→ **WHAT IS REQUIRED**
Pick out every line in the data below that holds "online".

→ **RECORDS FOR THIS EXERCISE**
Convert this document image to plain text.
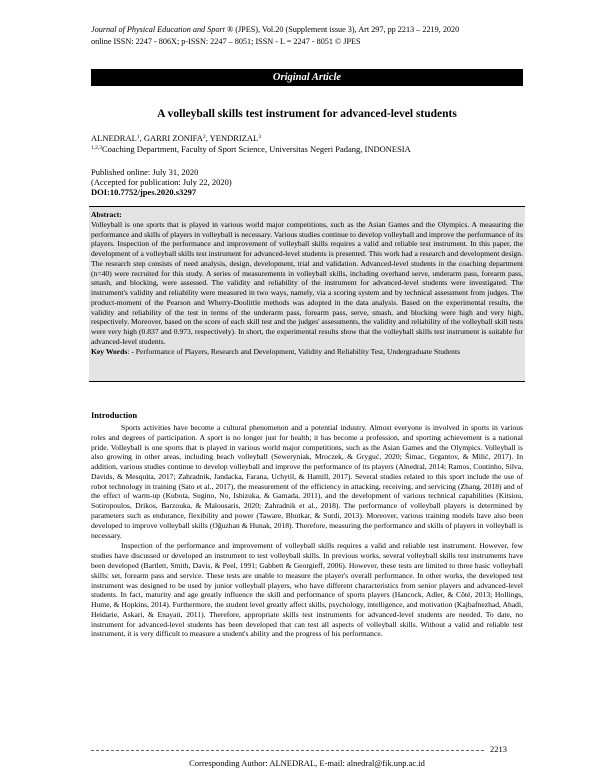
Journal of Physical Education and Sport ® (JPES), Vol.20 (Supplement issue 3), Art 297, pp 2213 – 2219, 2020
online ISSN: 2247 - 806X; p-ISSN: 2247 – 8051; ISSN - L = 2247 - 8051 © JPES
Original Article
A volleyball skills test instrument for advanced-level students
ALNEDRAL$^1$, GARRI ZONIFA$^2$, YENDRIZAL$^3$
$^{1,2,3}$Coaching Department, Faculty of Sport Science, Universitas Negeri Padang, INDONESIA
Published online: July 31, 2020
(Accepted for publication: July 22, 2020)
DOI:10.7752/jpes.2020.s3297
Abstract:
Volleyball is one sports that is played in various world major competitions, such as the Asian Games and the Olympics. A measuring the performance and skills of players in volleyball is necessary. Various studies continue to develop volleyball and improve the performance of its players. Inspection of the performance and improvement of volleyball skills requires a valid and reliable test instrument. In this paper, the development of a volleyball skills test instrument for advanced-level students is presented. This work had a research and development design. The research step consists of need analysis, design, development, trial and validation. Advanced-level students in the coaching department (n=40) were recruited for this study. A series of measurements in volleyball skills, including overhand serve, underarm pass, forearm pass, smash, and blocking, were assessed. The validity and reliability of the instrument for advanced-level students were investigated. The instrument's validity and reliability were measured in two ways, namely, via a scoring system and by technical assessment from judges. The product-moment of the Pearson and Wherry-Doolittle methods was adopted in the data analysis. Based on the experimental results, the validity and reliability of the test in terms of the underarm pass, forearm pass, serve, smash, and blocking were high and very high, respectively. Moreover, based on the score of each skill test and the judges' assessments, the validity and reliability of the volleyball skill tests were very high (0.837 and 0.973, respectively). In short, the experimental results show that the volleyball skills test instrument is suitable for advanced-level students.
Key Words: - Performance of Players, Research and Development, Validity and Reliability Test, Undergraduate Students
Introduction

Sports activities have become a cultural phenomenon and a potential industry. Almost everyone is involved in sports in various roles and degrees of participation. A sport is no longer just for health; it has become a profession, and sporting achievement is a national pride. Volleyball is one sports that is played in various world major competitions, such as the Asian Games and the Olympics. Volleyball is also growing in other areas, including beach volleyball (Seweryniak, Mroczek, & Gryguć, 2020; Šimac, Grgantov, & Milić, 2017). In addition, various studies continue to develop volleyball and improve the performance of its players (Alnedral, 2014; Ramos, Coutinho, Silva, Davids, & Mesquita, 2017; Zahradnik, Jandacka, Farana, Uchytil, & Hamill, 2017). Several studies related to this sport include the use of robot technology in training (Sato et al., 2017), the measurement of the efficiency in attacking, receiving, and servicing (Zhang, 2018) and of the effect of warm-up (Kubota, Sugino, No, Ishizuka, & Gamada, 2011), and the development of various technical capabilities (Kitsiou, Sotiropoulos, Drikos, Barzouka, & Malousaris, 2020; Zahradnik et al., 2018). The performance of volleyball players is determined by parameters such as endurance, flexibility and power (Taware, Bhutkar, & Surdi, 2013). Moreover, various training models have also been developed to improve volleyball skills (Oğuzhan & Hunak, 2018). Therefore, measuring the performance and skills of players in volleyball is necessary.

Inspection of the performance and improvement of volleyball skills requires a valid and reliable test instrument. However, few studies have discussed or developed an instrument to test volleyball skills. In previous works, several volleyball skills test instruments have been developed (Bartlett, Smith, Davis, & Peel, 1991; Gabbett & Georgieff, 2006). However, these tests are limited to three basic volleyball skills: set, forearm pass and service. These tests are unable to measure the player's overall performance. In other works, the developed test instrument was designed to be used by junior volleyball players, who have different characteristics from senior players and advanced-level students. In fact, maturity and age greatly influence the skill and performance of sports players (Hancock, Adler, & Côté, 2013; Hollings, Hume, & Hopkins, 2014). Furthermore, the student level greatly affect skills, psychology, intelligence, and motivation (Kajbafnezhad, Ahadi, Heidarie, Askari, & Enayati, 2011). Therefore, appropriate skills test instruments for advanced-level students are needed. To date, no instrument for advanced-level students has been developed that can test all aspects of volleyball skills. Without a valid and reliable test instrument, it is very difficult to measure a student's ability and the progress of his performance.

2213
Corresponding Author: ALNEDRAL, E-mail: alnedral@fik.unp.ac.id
--
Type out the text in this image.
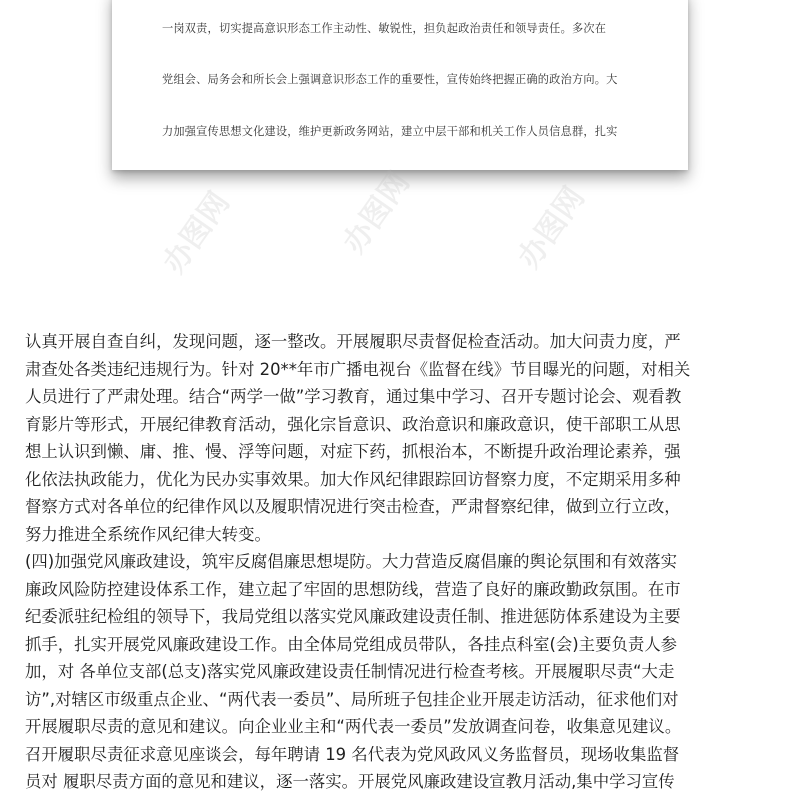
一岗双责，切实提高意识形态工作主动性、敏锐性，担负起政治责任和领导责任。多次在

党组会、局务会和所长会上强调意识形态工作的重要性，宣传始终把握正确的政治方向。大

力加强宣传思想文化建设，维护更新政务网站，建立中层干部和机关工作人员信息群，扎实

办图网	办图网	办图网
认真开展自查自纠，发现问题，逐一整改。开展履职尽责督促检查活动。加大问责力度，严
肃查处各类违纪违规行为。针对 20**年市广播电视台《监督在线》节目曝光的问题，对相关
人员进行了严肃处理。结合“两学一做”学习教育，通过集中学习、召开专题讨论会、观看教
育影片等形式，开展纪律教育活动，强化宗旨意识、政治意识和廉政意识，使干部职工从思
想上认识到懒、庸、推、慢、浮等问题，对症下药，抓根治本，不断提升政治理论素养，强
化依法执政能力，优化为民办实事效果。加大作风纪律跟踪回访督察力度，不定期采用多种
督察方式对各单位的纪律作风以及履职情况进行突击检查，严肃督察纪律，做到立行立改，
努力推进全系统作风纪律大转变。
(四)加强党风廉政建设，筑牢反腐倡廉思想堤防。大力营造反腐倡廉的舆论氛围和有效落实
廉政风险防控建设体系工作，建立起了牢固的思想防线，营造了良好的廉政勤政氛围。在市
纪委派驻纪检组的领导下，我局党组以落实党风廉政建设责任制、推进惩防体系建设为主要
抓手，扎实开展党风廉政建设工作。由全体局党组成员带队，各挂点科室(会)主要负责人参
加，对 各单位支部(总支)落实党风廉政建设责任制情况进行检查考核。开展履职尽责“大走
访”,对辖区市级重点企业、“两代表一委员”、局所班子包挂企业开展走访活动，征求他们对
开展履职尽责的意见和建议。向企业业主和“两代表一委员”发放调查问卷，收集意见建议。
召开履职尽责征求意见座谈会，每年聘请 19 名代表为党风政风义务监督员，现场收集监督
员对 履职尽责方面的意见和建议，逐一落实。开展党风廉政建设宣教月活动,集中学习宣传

→ **EXPECTED ANSWER**
online ISSN: 2247 - 806X; p-ISSN: 2247 – 8051; ISSN - L = 2247 - 8051 © JPES
Published online: July 31, 2020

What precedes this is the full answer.